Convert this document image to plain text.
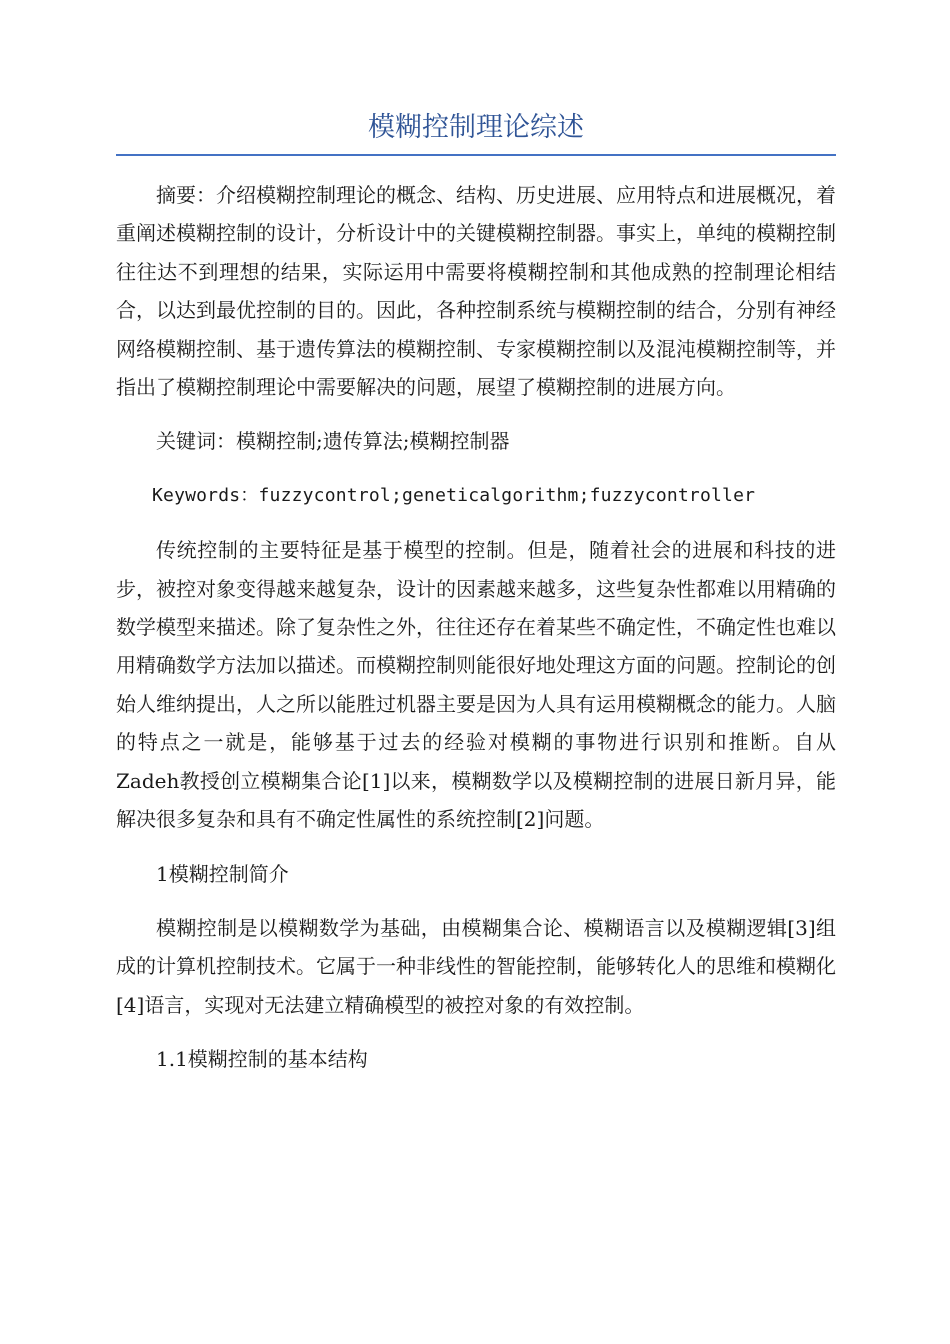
模糊控制理论综述

摘要：介绍模糊控制理论的概念、结构、历史进展、应用特点和进展概况，着重阐述模糊控制的设计，分析设计中的关键模糊控制器。事实上，单纯的模糊控制往往达不到理想的结果，实际运用中需要将模糊控制和其他成熟的控制理论相结合，以达到最优控制的目的。因此，各种控制系统与模糊控制的结合，分别有神经网络模糊控制、基于遗传算法的模糊控制、专家模糊控制以及混沌模糊控制等，并指出了模糊控制理论中需要解决的问题，展望了模糊控制的进展方向。

关键词：模糊控制;遗传算法;模糊控制器

Keywords：fuzzycontrol;geneticalgorithm;fuzzycontroller

传统控制的主要特征是基于模型的控制。但是，随着社会的进展和科技的进步，被控对象变得越来越复杂，设计的因素越来越多，这些复杂性都难以用精确的数学模型来描述。除了复杂性之外，往往还存在着某些不确定性，不确定性也难以用精确数学方法加以描述。而模糊控制则能很好地处理这方面的问题。控制论的创始人维纳提出，人之所以能胜过机器主要是因为人具有运用模糊概念的能力。人脑的特点之一就是，能够基于过去的经验对模糊的事物进行识别和推断。自从Zadeh教授创立模糊集合论[1]以来，模糊数学以及模糊控制的进展日新月异，能解决很多复杂和具有不确定性属性的系统控制[2]问题。

1模糊控制简介

模糊控制是以模糊数学为基础，由模糊集合论、模糊语言以及模糊逻辑[3]组成的计算机控制技术。它属于一种非线性的智能控制，能够转化人的思维和模糊化[4]语言，实现对无法建立精确模型的被控对象的有效控制。

1.1模糊控制的基本结构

▶ _SHORT EXERCISE_: Your task is to repeat the material above exactly, without its pictures.

▶ _ANSWER FOR THIS EXERCISE_:
Convert this document image to plain text.
模糊控制理论综述

摘要：介绍模糊控制理论的概念、结构、历史进展、应用特点和进展概况，着重阐述模糊控制的设计，分析设计中的关键模糊控制器。事实上，单纯的模糊控制往往达不到理想的结果，实际运用中需要将模糊控制和其他成熟的控制理论相结合，以达到最优控制的目的。因此，各种控制系统与模糊控制的结合，分别有神经网络模糊控制、基于遗传算法的模糊控制、专家模糊控制以及混沌模糊控制等，并指出了模糊控制理论中需要解决的问题，展望了模糊控制的进展方向。

关键词：模糊控制;遗传算法;模糊控制器

Keywords：fuzzycontrol;geneticalgorithm;fuzzycontroller

传统控制的主要特征是基于模型的控制。但是，随着社会的进展和科技的进步，被控对象变得越来越复杂，设计的因素越来越多，这些复杂性都难以用精确的数学模型来描述。除了复杂性之外，往往还存在着某些不确定性，不确定性也难以用精确数学方法加以描述。而模糊控制则能很好地处理这方面的问题。控制论的创始人维纳提出，人之所以能胜过机器主要是因为人具有运用模糊概念的能力。人脑的特点之一就是，能够基于过去的经验对模糊的事物进行识别和推断。自从Zadeh教授创立模糊集合论[1]以来，模糊数学以及模糊控制的进展日新月异，能解决很多复杂和具有不确定性属性的系统控制[2]问题。

1模糊控制简介

模糊控制是以模糊数学为基础，由模糊集合论、模糊语言以及模糊逻辑[3]组成的计算机控制技术。它属于一种非线性的智能控制，能够转化人的思维和模糊化[4]语言，实现对无法建立精确模型的被控对象的有效控制。

1.1模糊控制的基本结构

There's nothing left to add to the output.